TO BE DONE:
Restate the data below word for word. Skip any images it contains.
[START OF PROVIDED DATA]
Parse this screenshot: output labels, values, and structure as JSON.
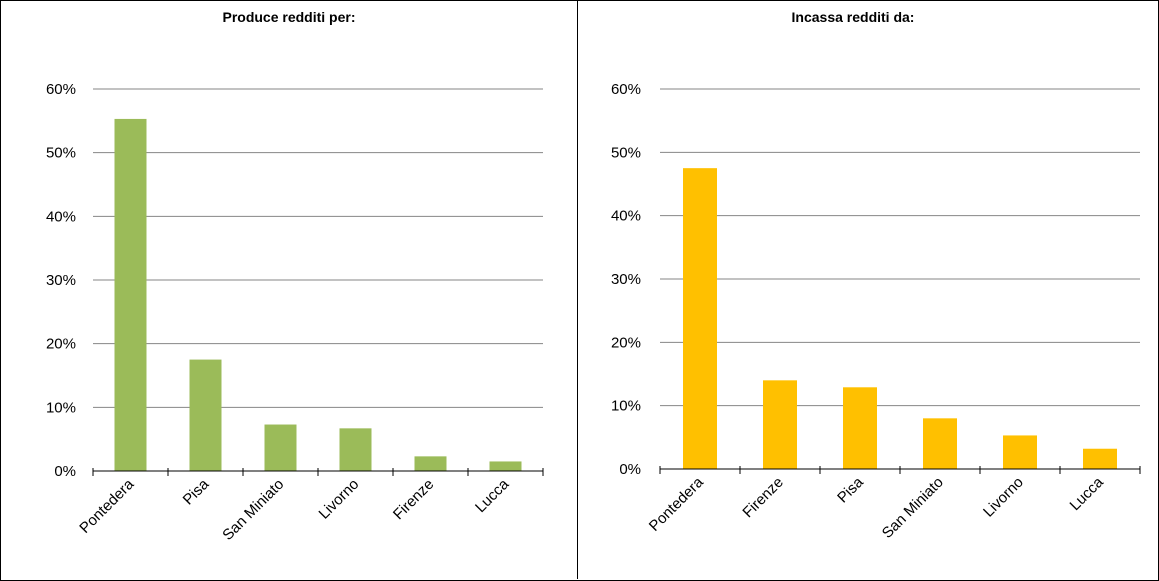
{
  "chart_data": [
    {
      "type": "bar",
      "title": "Produce redditi per:",
      "categories": [
        "Pontedera",
        "Pisa",
        "San Miniato",
        "Livorno",
        "Firenze",
        "Lucca"
      ],
      "values": [
        55.3,
        17.5,
        7.3,
        6.7,
        2.3,
        1.5
      ],
      "ylim": [
        0,
        60
      ],
      "yticks": [
        "0%",
        "10%",
        "20%",
        "30%",
        "40%",
        "50%",
        "60%"
      ],
      "grid": true,
      "color": "#9BBB59"
    },
    {
      "type": "bar",
      "title": "Incassa redditi da:",
      "categories": [
        "Pontedera",
        "Firenze",
        "Pisa",
        "San Miniato",
        "Livorno",
        "Lucca"
      ],
      "values": [
        47.5,
        14.0,
        12.9,
        8.0,
        5.3,
        3.2
      ],
      "ylim": [
        0,
        60
      ],
      "yticks": [
        "0%",
        "10%",
        "20%",
        "30%",
        "40%",
        "50%",
        "60%"
      ],
      "grid": true,
      "color": "#FFC000"
    }
  ]
}
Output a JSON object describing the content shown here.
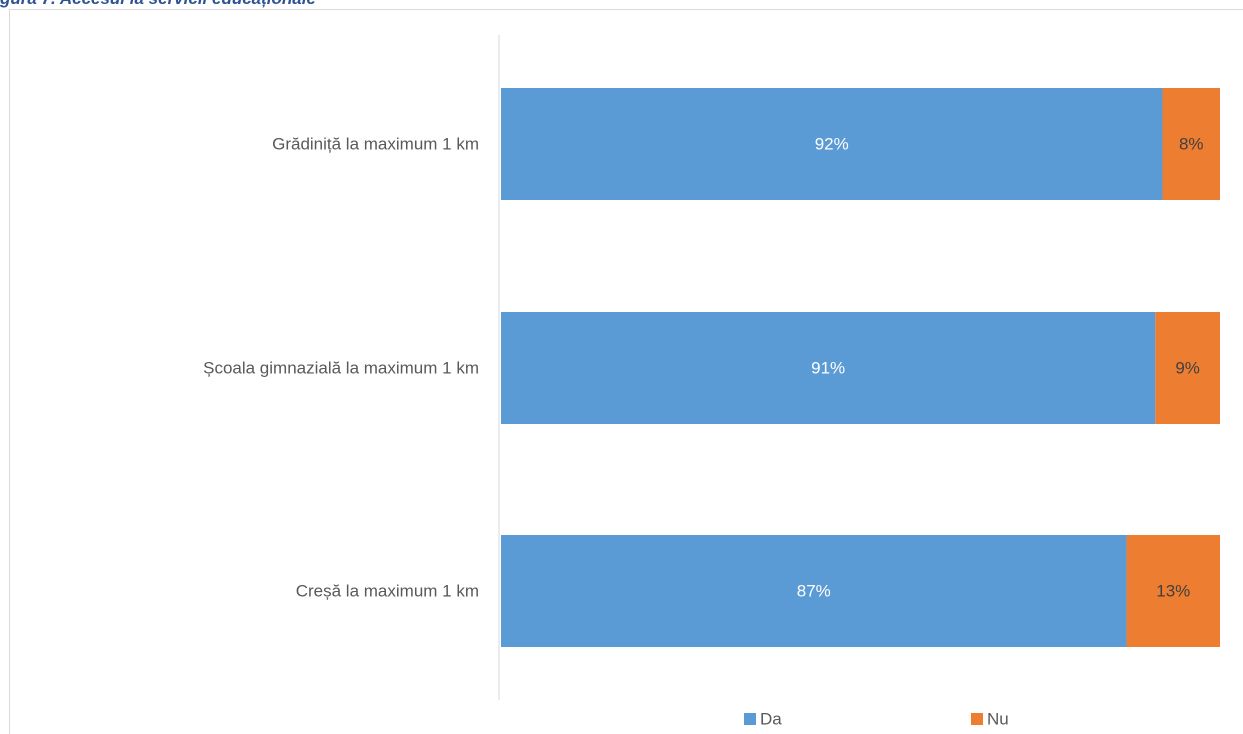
{
  "title": "gura 7. Accesul la servicii educaționale",
  "colors": {
    "title": "#2e5395",
    "da": "#5b9bd5",
    "nu": "#ed7d31",
    "axis": "#d9d9d9",
    "label_on_da": "#ffffff",
    "label_on_nu": "#404040"
  },
  "chart_data": {
    "type": "bar",
    "orientation": "horizontal",
    "stacked": "percent",
    "categories": [
      "Grădiniță la maximum 1 km",
      "Școala gimnazială la maximum 1 km",
      "Creșă la maximum 1 km"
    ],
    "series": [
      {
        "name": "Da",
        "values": [
          92,
          91,
          87
        ],
        "labels": [
          "92%",
          "91%",
          "87%"
        ]
      },
      {
        "name": "Nu",
        "values": [
          8,
          9,
          13
        ],
        "labels": [
          "8%",
          "9%",
          "13%"
        ]
      }
    ],
    "xlim": [
      0,
      100
    ],
    "grid": false,
    "legend": "bottom"
  }
}
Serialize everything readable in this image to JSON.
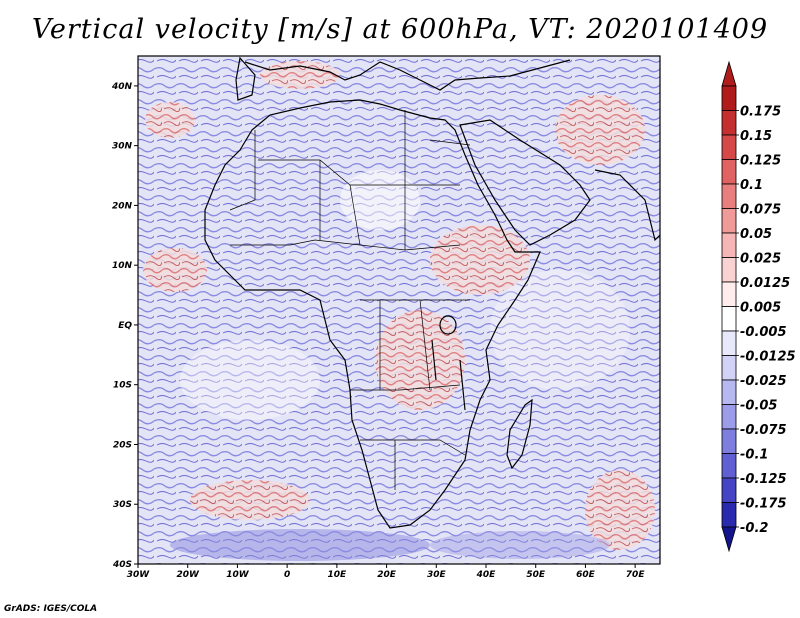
{
  "title": "Vertical velocity [m/s] at 600hPa, VT: 2020101409",
  "credit": "GrADS: IGES/COLA",
  "map": {
    "lon_range": [
      -30,
      75
    ],
    "lat_range": [
      -40,
      45
    ],
    "lat_ticks": [
      {
        "value": 40,
        "label": "40N"
      },
      {
        "value": 30,
        "label": "30N"
      },
      {
        "value": 20,
        "label": "20N"
      },
      {
        "value": 10,
        "label": "10N"
      },
      {
        "value": 0,
        "label": "EQ"
      },
      {
        "value": -10,
        "label": "10S"
      },
      {
        "value": -20,
        "label": "20S"
      },
      {
        "value": -30,
        "label": "30S"
      },
      {
        "value": -40,
        "label": "40S"
      }
    ],
    "lon_ticks": [
      {
        "value": -30,
        "label": "30W"
      },
      {
        "value": -20,
        "label": "20W"
      },
      {
        "value": -10,
        "label": "10W"
      },
      {
        "value": 0,
        "label": "0"
      },
      {
        "value": 10,
        "label": "10E"
      },
      {
        "value": 20,
        "label": "20E"
      },
      {
        "value": 30,
        "label": "30E"
      },
      {
        "value": 40,
        "label": "40E"
      },
      {
        "value": 50,
        "label": "50E"
      },
      {
        "value": 60,
        "label": "60E"
      },
      {
        "value": 70,
        "label": "70E"
      }
    ]
  },
  "colorbar": {
    "labels": [
      "0.175",
      "0.15",
      "0.125",
      "0.1",
      "0.075",
      "0.05",
      "0.025",
      "0.0125",
      "0.005",
      "-0.005",
      "-0.0125",
      "-0.025",
      "-0.05",
      "-0.075",
      "-0.1",
      "-0.125",
      "-0.175",
      "-0.2"
    ],
    "colors": [
      "#b01c1c",
      "#c43030",
      "#d44848",
      "#e06262",
      "#e87e7e",
      "#f09a9a",
      "#f6b6b6",
      "#fad2d2",
      "#ffecec",
      "#ffffff",
      "#e8e8fb",
      "#d2d2f6",
      "#b8b8f0",
      "#9c9ce8",
      "#7e7ede",
      "#6060d2",
      "#4444c4",
      "#2a2aae",
      "#14148c"
    ]
  }
}
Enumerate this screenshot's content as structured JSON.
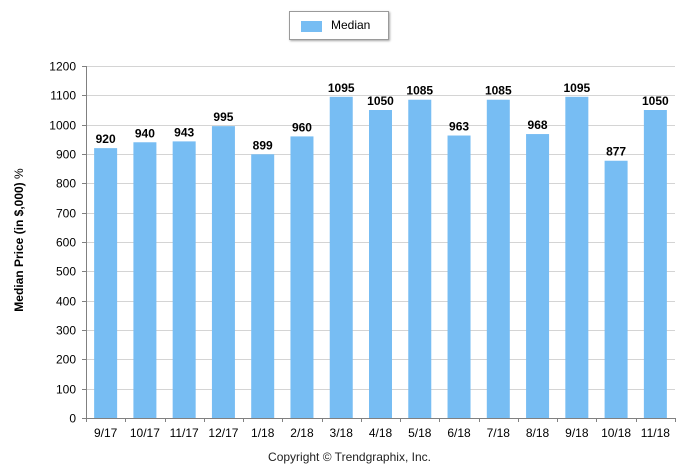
{
  "legend": {
    "label": "Median",
    "color": "#77bdf3"
  },
  "footer": {
    "copyright": "Copyright © Trendgraphix, Inc."
  },
  "chart_data": {
    "type": "bar",
    "categories": [
      "9/17",
      "10/17",
      "11/17",
      "12/17",
      "1/18",
      "2/18",
      "3/18",
      "4/18",
      "5/18",
      "6/18",
      "7/18",
      "8/18",
      "9/18",
      "10/18",
      "11/18"
    ],
    "series": [
      {
        "name": "Median",
        "color": "#77bdf3",
        "values": [
          920,
          940,
          943,
          995,
          899,
          960,
          1095,
          1050,
          1085,
          963,
          1085,
          968,
          1095,
          877,
          1050
        ]
      }
    ],
    "ylabel": "Median Price (in $,000)",
    "ylabel_unit": "%",
    "xlabel": "",
    "ylim": [
      0,
      1200
    ],
    "yticks": [
      0,
      100,
      200,
      300,
      400,
      500,
      600,
      700,
      800,
      900,
      1000,
      1100,
      1200
    ],
    "grid": true,
    "legend_position": "top-center",
    "data_labels": true
  }
}
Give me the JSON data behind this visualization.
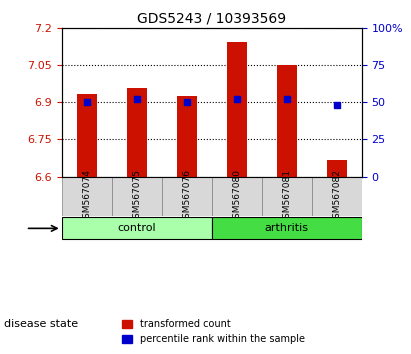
{
  "title": "GDS5243 / 10393569",
  "samples": [
    "GSM567074",
    "GSM567075",
    "GSM567076",
    "GSM567080",
    "GSM567081",
    "GSM567082"
  ],
  "groups": [
    "control",
    "control",
    "control",
    "arthritis",
    "arthritis",
    "arthritis"
  ],
  "transformed_counts": [
    6.935,
    6.96,
    6.925,
    7.145,
    7.05,
    6.665
  ],
  "percentile_ranks": [
    50,
    52,
    50,
    52,
    52,
    48
  ],
  "ylim_left": [
    6.6,
    7.2
  ],
  "ylim_right": [
    0,
    100
  ],
  "yticks_left": [
    6.6,
    6.75,
    6.9,
    7.05,
    7.2
  ],
  "yticks_right": [
    0,
    25,
    50,
    75,
    100
  ],
  "ytick_labels_left": [
    "6.6",
    "6.75",
    "6.9",
    "7.05",
    "7.2"
  ],
  "ytick_labels_right": [
    "0",
    "25",
    "50",
    "75",
    "100%"
  ],
  "bar_bottom": 6.6,
  "bar_color": "#cc1100",
  "percentile_color": "#0000cc",
  "group_spans": [
    {
      "name": "control",
      "start": 0,
      "end": 2,
      "color": "#aaffaa"
    },
    {
      "name": "arthritis",
      "start": 3,
      "end": 5,
      "color": "#44dd44"
    }
  ],
  "group_label": "disease state",
  "legend_items": [
    "transformed count",
    "percentile rank within the sample"
  ],
  "background_plot": "white",
  "background_label": "#d8d8d8"
}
[END OF PROVIDED DATA]
SOLUTION FOR THIS TASK:
Parse this screenshot: output labels, values, and structure as JSON.
{
  "chart_data": [
    {
      "type": "bar",
      "title": "Produce redditi per:",
      "categories": [
        "Pontedera",
        "Pisa",
        "San Miniato",
        "Livorno",
        "Firenze",
        "Lucca"
      ],
      "values": [
        55.3,
        17.5,
        7.3,
        6.7,
        2.3,
        1.5
      ],
      "ylim": [
        0,
        60
      ],
      "yticks": [
        "0%",
        "10%",
        "20%",
        "30%",
        "40%",
        "50%",
        "60%"
      ],
      "grid": true,
      "color": "#9BBB59"
    },
    {
      "type": "bar",
      "title": "Incassa redditi da:",
      "categories": [
        "Pontedera",
        "Firenze",
        "Pisa",
        "San Miniato",
        "Livorno",
        "Lucca"
      ],
      "values": [
        47.5,
        14.0,
        12.9,
        8.0,
        5.3,
        3.2
      ],
      "ylim": [
        0,
        60
      ],
      "yticks": [
        "0%",
        "10%",
        "20%",
        "30%",
        "40%",
        "50%",
        "60%"
      ],
      "grid": true,
      "color": "#FFC000"
    }
  ]
}
Output a JSON object describing the content shown here.
{
  "title": "gura 7. Accesul la servicii educaționale",
  "colors": {
    "title": "#2e5395",
    "da": "#5b9bd5",
    "nu": "#ed7d31",
    "axis": "#d9d9d9",
    "label_on_da": "#ffffff",
    "label_on_nu": "#404040"
  },
  "chart_data": {
    "type": "bar",
    "orientation": "horizontal",
    "stacked": "percent",
    "categories": [
      "Grădiniță la maximum 1 km",
      "Școala gimnazială la maximum 1 km",
      "Creșă la maximum 1 km"
    ],
    "series": [
      {
        "name": "Da",
        "values": [
          92,
          91,
          87
        ],
        "labels": [
          "92%",
          "91%",
          "87%"
        ]
      },
      {
        "name": "Nu",
        "values": [
          8,
          9,
          13
        ],
        "labels": [
          "8%",
          "9%",
          "13%"
        ]
      }
    ],
    "xlim": [
      0,
      100
    ],
    "grid": false,
    "legend": "bottom"
  }
}
Serialize everything readable in this image to JSON.
{
  "title": "Vertical velocity [m/s] at 600hPa, VT: 2020101409",
  "credit": "GrADS: IGES/COLA",
  "map": {
    "lon_range": [
      -30,
      75
    ],
    "lat_range": [
      -40,
      45
    ],
    "lat_ticks": [
      {
        "value": 40,
        "label": "40N"
      },
      {
        "value": 30,
        "label": "30N"
      },
      {
        "value": 20,
        "label": "20N"
      },
      {
        "value": 10,
        "label": "10N"
      },
      {
        "value": 0,
        "label": "EQ"
      },
      {
        "value": -10,
        "label": "10S"
      },
      {
        "value": -20,
        "label": "20S"
      },
      {
        "value": -30,
        "label": "30S"
      },
      {
        "value": -40,
        "label": "40S"
      }
    ],
    "lon_ticks": [
      {
        "value": -30,
        "label": "30W"
      },
      {
        "value": -20,
        "label": "20W"
      },
      {
        "value": -10,
        "label": "10W"
      },
      {
        "value": 0,
        "label": "0"
      },
      {
        "value": 10,
        "label": "10E"
      },
      {
        "value": 20,
        "label": "20E"
      },
      {
        "value": 30,
        "label": "30E"
      },
      {
        "value": 40,
        "label": "40E"
      },
      {
        "value": 50,
        "label": "50E"
      },
      {
        "value": 60,
        "label": "60E"
      },
      {
        "value": 70,
        "label": "70E"
      }
    ]
  },
  "colorbar": {
    "labels": [
      "0.175",
      "0.15",
      "0.125",
      "0.1",
      "0.075",
      "0.05",
      "0.025",
      "0.0125",
      "0.005",
      "-0.005",
      "-0.0125",
      "-0.025",
      "-0.05",
      "-0.075",
      "-0.1",
      "-0.125",
      "-0.175",
      "-0.2"
    ],
    "colors": [
      "#b01c1c",
      "#c43030",
      "#d44848",
      "#e06262",
      "#e87e7e",
      "#f09a9a",
      "#f6b6b6",
      "#fad2d2",
      "#ffecec",
      "#ffffff",
      "#e8e8fb",
      "#d2d2f6",
      "#b8b8f0",
      "#9c9ce8",
      "#7e7ede",
      "#6060d2",
      "#4444c4",
      "#2a2aae",
      "#14148c"
    ]
  }
}
Enumerate this screenshot's content as structured JSON.
{
  "legend": {
    "label": "Median",
    "color": "#77bdf3"
  },
  "footer": {
    "copyright": "Copyright © Trendgraphix, Inc."
  },
  "chart_data": {
    "type": "bar",
    "categories": [
      "9/17",
      "10/17",
      "11/17",
      "12/17",
      "1/18",
      "2/18",
      "3/18",
      "4/18",
      "5/18",
      "6/18",
      "7/18",
      "8/18",
      "9/18",
      "10/18",
      "11/18"
    ],
    "series": [
      {
        "name": "Median",
        "color": "#77bdf3",
        "values": [
          920,
          940,
          943,
          995,
          899,
          960,
          1095,
          1050,
          1085,
          963,
          1085,
          968,
          1095,
          877,
          1050
        ]
      }
    ],
    "ylabel": "Median Price (in $,000)",
    "ylabel_unit": "%",
    "xlabel": "",
    "ylim": [
      0,
      1200
    ],
    "yticks": [
      0,
      100,
      200,
      300,
      400,
      500,
      600,
      700,
      800,
      900,
      1000,
      1100,
      1200
    ],
    "grid": true,
    "legend_position": "top-center",
    "data_labels": true
  }
}
Give me the JSON data behind this visualization.
{
  "title": "GDS5243 / 10393569",
  "samples": [
    "GSM567074",
    "GSM567075",
    "GSM567076",
    "GSM567080",
    "GSM567081",
    "GSM567082"
  ],
  "groups": [
    "control",
    "control",
    "control",
    "arthritis",
    "arthritis",
    "arthritis"
  ],
  "transformed_counts": [
    6.935,
    6.96,
    6.925,
    7.145,
    7.05,
    6.665
  ],
  "percentile_ranks": [
    50,
    52,
    50,
    52,
    52,
    48
  ],
  "ylim_left": [
    6.6,
    7.2
  ],
  "ylim_right": [
    0,
    100
  ],
  "yticks_left": [
    6.6,
    6.75,
    6.9,
    7.05,
    7.2
  ],
  "yticks_right": [
    0,
    25,
    50,
    75,
    100
  ],
  "ytick_labels_left": [
    "6.6",
    "6.75",
    "6.9",
    "7.05",
    "7.2"
  ],
  "ytick_labels_right": [
    "0",
    "25",
    "50",
    "75",
    "100%"
  ],
  "bar_bottom": 6.6,
  "bar_color": "#cc1100",
  "percentile_color": "#0000cc",
  "group_spans": [
    {
      "name": "control",
      "start": 0,
      "end": 2,
      "color": "#aaffaa"
    },
    {
      "name": "arthritis",
      "start": 3,
      "end": 5,
      "color": "#44dd44"
    }
  ],
  "group_label": "disease state",
  "legend_items": [
    "transformed count",
    "percentile rank within the sample"
  ],
  "background_plot": "white",
  "background_label": "#d8d8d8"
}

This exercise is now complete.